- What is expected:
Your task is to print all of the material verbatim.

- Data entries:
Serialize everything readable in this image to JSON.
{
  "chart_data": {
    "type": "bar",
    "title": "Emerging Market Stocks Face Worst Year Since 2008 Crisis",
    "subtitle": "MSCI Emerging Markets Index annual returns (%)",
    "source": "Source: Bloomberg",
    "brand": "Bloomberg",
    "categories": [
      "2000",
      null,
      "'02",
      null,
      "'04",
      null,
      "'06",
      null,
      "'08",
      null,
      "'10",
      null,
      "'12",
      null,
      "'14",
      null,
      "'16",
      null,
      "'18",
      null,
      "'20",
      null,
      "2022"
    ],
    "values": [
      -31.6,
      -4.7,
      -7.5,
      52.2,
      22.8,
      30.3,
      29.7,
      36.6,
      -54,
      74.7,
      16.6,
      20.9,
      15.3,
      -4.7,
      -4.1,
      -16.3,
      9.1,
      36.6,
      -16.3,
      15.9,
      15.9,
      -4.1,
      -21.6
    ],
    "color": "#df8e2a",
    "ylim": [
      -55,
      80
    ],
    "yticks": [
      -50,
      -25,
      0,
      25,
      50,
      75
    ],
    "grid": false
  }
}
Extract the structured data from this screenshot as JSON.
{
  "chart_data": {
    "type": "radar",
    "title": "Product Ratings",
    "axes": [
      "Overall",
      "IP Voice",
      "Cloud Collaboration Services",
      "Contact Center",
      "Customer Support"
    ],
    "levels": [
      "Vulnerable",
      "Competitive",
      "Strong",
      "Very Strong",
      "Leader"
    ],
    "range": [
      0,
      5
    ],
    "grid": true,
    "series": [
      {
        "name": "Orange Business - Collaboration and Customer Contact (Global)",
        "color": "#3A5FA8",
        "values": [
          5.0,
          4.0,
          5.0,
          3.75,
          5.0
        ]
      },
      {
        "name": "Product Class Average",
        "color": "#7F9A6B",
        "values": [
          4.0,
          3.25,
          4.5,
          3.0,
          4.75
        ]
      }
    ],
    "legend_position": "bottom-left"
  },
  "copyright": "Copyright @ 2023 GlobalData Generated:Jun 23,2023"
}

- Result of this task:
Serialize everything readable in this image to JSON.
{
  "chart_data": {
    "type": "bar",
    "title": "Emerging Market Stocks Face Worst Year Since 2008 Crisis",
    "subtitle": "MSCI Emerging Markets Index annual returns (%)",
    "source": "Source: Bloomberg",
    "brand": "Bloomberg",
    "categories": [
      "2000",
      null,
      "'02",
      null,
      "'04",
      null,
      "'06",
      null,
      "'08",
      null,
      "'10",
      null,
      "'12",
      null,
      "'14",
      null,
      "'16",
      null,
      "'18",
      null,
      "'20",
      null,
      "2022"
    ],
    "values": [
      -31.6,
      -4.7,
      -7.5,
      52.2,
      22.8,
      30.3,
      29.7,
      36.6,
      -54,
      74.7,
      16.6,
      20.9,
      15.3,
      -4.7,
      -4.1,
      -16.3,
      9.1,
      36.6,
      -16.3,
      15.9,
      15.9,
      -4.1,
      -21.6
    ],
    "color": "#df8e2a",
    "ylim": [
      -55,
      80
    ],
    "yticks": [
      -50,
      -25,
      0,
      25,
      50,
      75
    ],
    "grid": false
  }
}
Extract the structured data from this screenshot as JSON.
{
  "chart_data": {
    "type": "radar",
    "title": "Product Ratings",
    "axes": [
      "Overall",
      "IP Voice",
      "Cloud Collaboration Services",
      "Contact Center",
      "Customer Support"
    ],
    "levels": [
      "Vulnerable",
      "Competitive",
      "Strong",
      "Very Strong",
      "Leader"
    ],
    "range": [
      0,
      5
    ],
    "grid": true,
    "series": [
      {
        "name": "Orange Business - Collaboration and Customer Contact (Global)",
        "color": "#3A5FA8",
        "values": [
          5.0,
          4.0,
          5.0,
          3.75,
          5.0
        ]
      },
      {
        "name": "Product Class Average",
        "color": "#7F9A6B",
        "values": [
          4.0,
          3.25,
          4.5,
          3.0,
          4.75
        ]
      }
    ],
    "legend_position": "bottom-left"
  },
  "copyright": "Copyright @ 2023 GlobalData Generated:Jun 23,2023"
}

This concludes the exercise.